*EXERCISE REQUIREMENTS*. Retype all the entries word for word, but omit the pictures.

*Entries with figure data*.
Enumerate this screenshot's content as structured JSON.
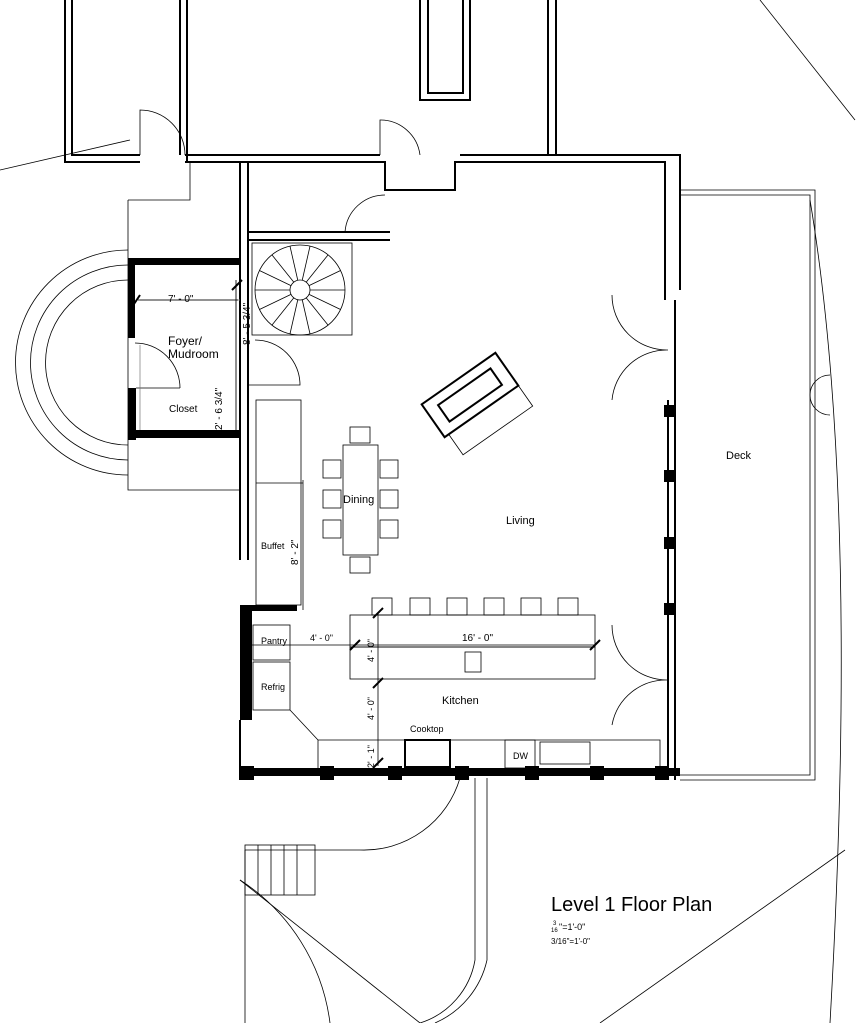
{
  "title": "Level 1 Floor Plan",
  "scale": "3/16\"=1'-0\"",
  "scale_parts": {
    "num": "3",
    "den": "16",
    "rest": "\"=1'-0\""
  },
  "rooms": {
    "foyer": "Foyer/",
    "foyer2": "Mudroom",
    "closet": "Closet",
    "dining": "Dining",
    "living": "Living",
    "deck": "Deck",
    "buffet": "Buffet",
    "pantry": "Pantry",
    "refrig": "Refrig",
    "kitchen": "Kitchen",
    "cooktop": "Cooktop",
    "dw": "DW"
  },
  "dimensions": {
    "foyer_width": "7' - 0\"",
    "foyer_depth": "8' - 5 3/4\"",
    "closet_depth": "2' - 6 3/4\"",
    "buffet_len": "8' - 2\"",
    "pantry_gap": "4' - 0\"",
    "island_len": "16' - 0\"",
    "island_width": "4' - 0\"",
    "aisle": "4' - 0\"",
    "counter": "2' - 1\""
  }
}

*THE SOLUTION*.
Enumerate this screenshot's content as structured JSON.
{
  "title": "Level 1 Floor Plan",
  "scale": "3/16\"=1'-0\"",
  "scale_parts": {
    "num": "3",
    "den": "16",
    "rest": "\"=1'-0\""
  },
  "rooms": {
    "foyer": "Foyer/",
    "foyer2": "Mudroom",
    "closet": "Closet",
    "dining": "Dining",
    "living": "Living",
    "deck": "Deck",
    "buffet": "Buffet",
    "pantry": "Pantry",
    "refrig": "Refrig",
    "kitchen": "Kitchen",
    "cooktop": "Cooktop",
    "dw": "DW"
  },
  "dimensions": {
    "foyer_width": "7' - 0\"",
    "foyer_depth": "8' - 5 3/4\"",
    "closet_depth": "2' - 6 3/4\"",
    "buffet_len": "8' - 2\"",
    "pantry_gap": "4' - 0\"",
    "island_len": "16' - 0\"",
    "island_width": "4' - 0\"",
    "aisle": "4' - 0\"",
    "counter": "2' - 1\""
  }
}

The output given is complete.